:: Directions for this task ::
Below is a block of records; reproduce all of them exactly and leave out any pictures.

:: Records ::
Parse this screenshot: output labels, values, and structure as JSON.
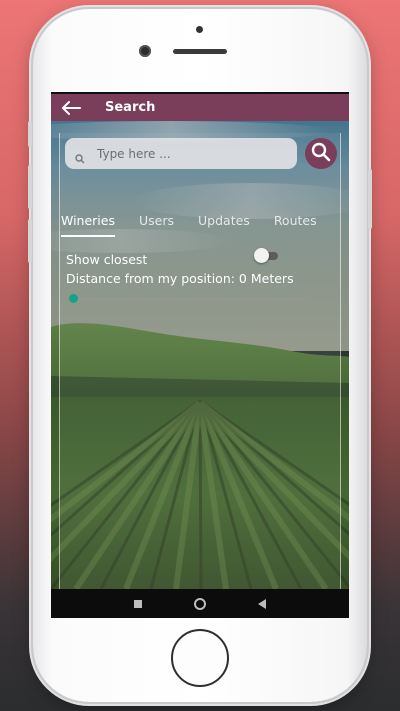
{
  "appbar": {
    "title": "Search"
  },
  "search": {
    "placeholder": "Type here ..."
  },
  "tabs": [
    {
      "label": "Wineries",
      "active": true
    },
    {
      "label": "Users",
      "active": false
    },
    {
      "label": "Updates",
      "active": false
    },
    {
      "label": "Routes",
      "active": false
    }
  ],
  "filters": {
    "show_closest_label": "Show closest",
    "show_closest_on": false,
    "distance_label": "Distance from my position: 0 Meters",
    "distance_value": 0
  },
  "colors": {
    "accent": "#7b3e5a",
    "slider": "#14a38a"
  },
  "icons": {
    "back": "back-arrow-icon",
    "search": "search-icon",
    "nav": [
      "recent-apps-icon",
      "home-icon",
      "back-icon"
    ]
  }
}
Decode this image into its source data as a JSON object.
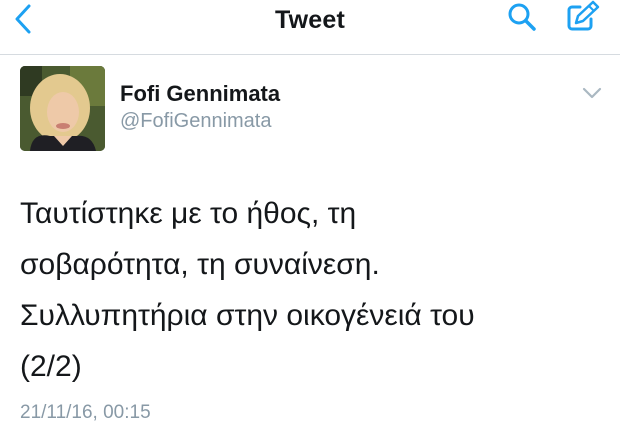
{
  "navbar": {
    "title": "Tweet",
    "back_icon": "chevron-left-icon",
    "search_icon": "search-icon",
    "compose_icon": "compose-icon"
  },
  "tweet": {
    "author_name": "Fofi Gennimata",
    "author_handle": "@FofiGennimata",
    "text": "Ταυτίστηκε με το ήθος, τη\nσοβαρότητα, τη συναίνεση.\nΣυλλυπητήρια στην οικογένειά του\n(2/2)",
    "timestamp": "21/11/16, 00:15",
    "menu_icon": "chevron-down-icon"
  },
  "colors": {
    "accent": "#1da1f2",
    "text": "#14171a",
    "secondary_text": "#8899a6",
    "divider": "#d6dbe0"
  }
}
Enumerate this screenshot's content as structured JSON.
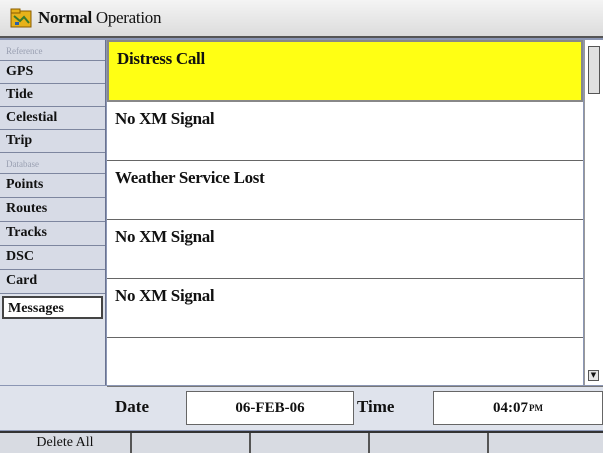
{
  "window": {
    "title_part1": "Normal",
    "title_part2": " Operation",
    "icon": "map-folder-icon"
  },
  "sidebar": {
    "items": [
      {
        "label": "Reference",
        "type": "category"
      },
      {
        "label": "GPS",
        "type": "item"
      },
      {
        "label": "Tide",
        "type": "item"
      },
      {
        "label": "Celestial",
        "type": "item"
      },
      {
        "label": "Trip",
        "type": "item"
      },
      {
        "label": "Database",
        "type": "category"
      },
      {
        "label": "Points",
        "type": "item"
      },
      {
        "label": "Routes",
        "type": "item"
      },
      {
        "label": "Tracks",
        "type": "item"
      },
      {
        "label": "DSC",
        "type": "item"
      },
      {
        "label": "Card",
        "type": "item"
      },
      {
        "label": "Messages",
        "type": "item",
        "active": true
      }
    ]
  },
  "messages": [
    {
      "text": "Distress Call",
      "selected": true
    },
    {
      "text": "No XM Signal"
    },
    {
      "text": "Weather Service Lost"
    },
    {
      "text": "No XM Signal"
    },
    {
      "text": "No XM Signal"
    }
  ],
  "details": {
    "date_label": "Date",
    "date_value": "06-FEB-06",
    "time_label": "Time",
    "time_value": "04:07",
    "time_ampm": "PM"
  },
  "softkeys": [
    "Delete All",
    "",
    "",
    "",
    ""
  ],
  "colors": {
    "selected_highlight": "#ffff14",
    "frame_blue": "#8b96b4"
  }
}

:: Complete output ::
Parse this screenshot: output labels, values, and structure as JSON.
{
  "appbar": {
    "title": "Search"
  },
  "search": {
    "placeholder": "Type here ..."
  },
  "tabs": [
    {
      "label": "Wineries",
      "active": true
    },
    {
      "label": "Users",
      "active": false
    },
    {
      "label": "Updates",
      "active": false
    },
    {
      "label": "Routes",
      "active": false
    }
  ],
  "filters": {
    "show_closest_label": "Show closest",
    "show_closest_on": false,
    "distance_label": "Distance from my position: 0 Meters",
    "distance_value": 0
  },
  "colors": {
    "accent": "#7b3e5a",
    "slider": "#14a38a"
  },
  "icons": {
    "back": "back-arrow-icon",
    "search": "search-icon",
    "nav": [
      "recent-apps-icon",
      "home-icon",
      "back-icon"
    ]
  }
}
Decode this image into its source data as a JSON object.
{
  "navbar": {
    "title": "Tweet",
    "back_icon": "chevron-left-icon",
    "search_icon": "search-icon",
    "compose_icon": "compose-icon"
  },
  "tweet": {
    "author_name": "Fofi Gennimata",
    "author_handle": "@FofiGennimata",
    "text": "Ταυτίστηκε με το ήθος, τη\nσοβαρότητα, τη συναίνεση.\nΣυλλυπητήρια στην οικογένειά του\n(2/2)",
    "timestamp": "21/11/16, 00:15",
    "menu_icon": "chevron-down-icon"
  },
  "colors": {
    "accent": "#1da1f2",
    "text": "#14171a",
    "secondary_text": "#8899a6",
    "divider": "#d6dbe0"
  }
}
Enumerate this screenshot's content as structured JSON.
{
  "window": {
    "title_part1": "Normal",
    "title_part2": " Operation",
    "icon": "map-folder-icon"
  },
  "sidebar": {
    "items": [
      {
        "label": "Reference",
        "type": "category"
      },
      {
        "label": "GPS",
        "type": "item"
      },
      {
        "label": "Tide",
        "type": "item"
      },
      {
        "label": "Celestial",
        "type": "item"
      },
      {
        "label": "Trip",
        "type": "item"
      },
      {
        "label": "Database",
        "type": "category"
      },
      {
        "label": "Points",
        "type": "item"
      },
      {
        "label": "Routes",
        "type": "item"
      },
      {
        "label": "Tracks",
        "type": "item"
      },
      {
        "label": "DSC",
        "type": "item"
      },
      {
        "label": "Card",
        "type": "item"
      },
      {
        "label": "Messages",
        "type": "item",
        "active": true
      }
    ]
  },
  "messages": [
    {
      "text": "Distress Call",
      "selected": true
    },
    {
      "text": "No XM Signal"
    },
    {
      "text": "Weather Service Lost"
    },
    {
      "text": "No XM Signal"
    },
    {
      "text": "No XM Signal"
    }
  ],
  "details": {
    "date_label": "Date",
    "date_value": "06-FEB-06",
    "time_label": "Time",
    "time_value": "04:07",
    "time_ampm": "PM"
  },
  "softkeys": [
    "Delete All",
    "",
    "",
    "",
    ""
  ],
  "colors": {
    "selected_highlight": "#ffff14",
    "frame_blue": "#8b96b4"
  }
}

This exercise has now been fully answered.